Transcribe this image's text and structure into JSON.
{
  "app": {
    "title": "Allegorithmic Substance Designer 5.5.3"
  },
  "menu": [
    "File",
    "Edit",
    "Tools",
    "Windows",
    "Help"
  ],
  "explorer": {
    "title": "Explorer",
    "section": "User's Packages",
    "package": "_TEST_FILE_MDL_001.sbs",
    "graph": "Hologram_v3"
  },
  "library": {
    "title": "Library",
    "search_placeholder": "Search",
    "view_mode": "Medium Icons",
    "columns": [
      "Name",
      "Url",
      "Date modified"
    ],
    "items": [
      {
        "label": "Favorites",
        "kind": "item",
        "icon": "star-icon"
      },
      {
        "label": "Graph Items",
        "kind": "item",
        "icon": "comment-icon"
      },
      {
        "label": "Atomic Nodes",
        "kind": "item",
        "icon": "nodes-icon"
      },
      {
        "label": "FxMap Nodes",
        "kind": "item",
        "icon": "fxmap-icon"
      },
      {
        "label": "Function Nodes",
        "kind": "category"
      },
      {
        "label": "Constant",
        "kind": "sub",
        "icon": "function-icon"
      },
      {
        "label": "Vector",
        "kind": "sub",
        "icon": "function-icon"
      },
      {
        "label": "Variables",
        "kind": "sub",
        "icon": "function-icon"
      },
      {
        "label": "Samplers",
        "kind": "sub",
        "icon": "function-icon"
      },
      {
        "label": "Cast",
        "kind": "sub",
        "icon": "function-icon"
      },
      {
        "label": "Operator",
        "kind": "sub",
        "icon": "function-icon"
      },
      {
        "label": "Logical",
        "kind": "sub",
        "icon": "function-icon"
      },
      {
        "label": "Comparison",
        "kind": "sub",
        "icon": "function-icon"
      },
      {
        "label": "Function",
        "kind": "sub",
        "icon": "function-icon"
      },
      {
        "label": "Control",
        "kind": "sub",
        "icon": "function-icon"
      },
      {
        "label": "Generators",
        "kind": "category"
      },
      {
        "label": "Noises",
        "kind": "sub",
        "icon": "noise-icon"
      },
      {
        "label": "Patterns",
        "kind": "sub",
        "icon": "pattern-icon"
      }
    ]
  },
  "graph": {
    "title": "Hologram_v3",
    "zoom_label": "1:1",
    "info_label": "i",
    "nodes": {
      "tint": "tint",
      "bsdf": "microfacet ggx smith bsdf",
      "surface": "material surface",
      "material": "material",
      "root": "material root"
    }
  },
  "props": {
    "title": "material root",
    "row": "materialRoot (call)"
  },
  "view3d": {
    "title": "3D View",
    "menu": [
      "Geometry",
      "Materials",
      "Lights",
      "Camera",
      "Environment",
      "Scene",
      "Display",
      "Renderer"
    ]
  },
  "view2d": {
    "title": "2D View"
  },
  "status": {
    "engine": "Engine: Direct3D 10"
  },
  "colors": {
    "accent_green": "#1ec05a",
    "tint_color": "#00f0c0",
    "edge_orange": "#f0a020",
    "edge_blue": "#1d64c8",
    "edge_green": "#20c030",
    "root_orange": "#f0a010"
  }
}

## TASK INSTRUCTIONS
All of the entries need to be reproduced exactly; please write them out.

## COMPLETE OUTPUT
Transcribe this image's text and structure into JSON.
{
  "app": {
    "title": "Allegorithmic Substance Designer 5.5.3"
  },
  "menu": [
    "File",
    "Edit",
    "Tools",
    "Windows",
    "Help"
  ],
  "explorer": {
    "title": "Explorer",
    "section": "User's Packages",
    "package": "_TEST_FILE_MDL_001.sbs",
    "graph": "Hologram_v3"
  },
  "library": {
    "title": "Library",
    "search_placeholder": "Search",
    "view_mode": "Medium Icons",
    "columns": [
      "Name",
      "Url",
      "Date modified"
    ],
    "items": [
      {
        "label": "Favorites",
        "kind": "item",
        "icon": "star-icon"
      },
      {
        "label": "Graph Items",
        "kind": "item",
        "icon": "comment-icon"
      },
      {
        "label": "Atomic Nodes",
        "kind": "item",
        "icon": "nodes-icon"
      },
      {
        "label": "FxMap Nodes",
        "kind": "item",
        "icon": "fxmap-icon"
      },
      {
        "label": "Function Nodes",
        "kind": "category"
      },
      {
        "label": "Constant",
        "kind": "sub",
        "icon": "function-icon"
      },
      {
        "label": "Vector",
        "kind": "sub",
        "icon": "function-icon"
      },
      {
        "label": "Variables",
        "kind": "sub",
        "icon": "function-icon"
      },
      {
        "label": "Samplers",
        "kind": "sub",
        "icon": "function-icon"
      },
      {
        "label": "Cast",
        "kind": "sub",
        "icon": "function-icon"
      },
      {
        "label": "Operator",
        "kind": "sub",
        "icon": "function-icon"
      },
      {
        "label": "Logical",
        "kind": "sub",
        "icon": "function-icon"
      },
      {
        "label": "Comparison",
        "kind": "sub",
        "icon": "function-icon"
      },
      {
        "label": "Function",
        "kind": "sub",
        "icon": "function-icon"
      },
      {
        "label": "Control",
        "kind": "sub",
        "icon": "function-icon"
      },
      {
        "label": "Generators",
        "kind": "category"
      },
      {
        "label": "Noises",
        "kind": "sub",
        "icon": "noise-icon"
      },
      {
        "label": "Patterns",
        "kind": "sub",
        "icon": "pattern-icon"
      }
    ]
  },
  "graph": {
    "title": "Hologram_v3",
    "zoom_label": "1:1",
    "info_label": "i",
    "nodes": {
      "tint": "tint",
      "bsdf": "microfacet ggx smith bsdf",
      "surface": "material surface",
      "material": "material",
      "root": "material root"
    }
  },
  "props": {
    "title": "material root",
    "row": "materialRoot (call)"
  },
  "view3d": {
    "title": "3D View",
    "menu": [
      "Geometry",
      "Materials",
      "Lights",
      "Camera",
      "Environment",
      "Scene",
      "Display",
      "Renderer"
    ]
  },
  "view2d": {
    "title": "2D View"
  },
  "status": {
    "engine": "Engine: Direct3D 10"
  },
  "colors": {
    "accent_green": "#1ec05a",
    "tint_color": "#00f0c0",
    "edge_orange": "#f0a020",
    "edge_blue": "#1d64c8",
    "edge_green": "#20c030",
    "root_orange": "#f0a010"
  }
}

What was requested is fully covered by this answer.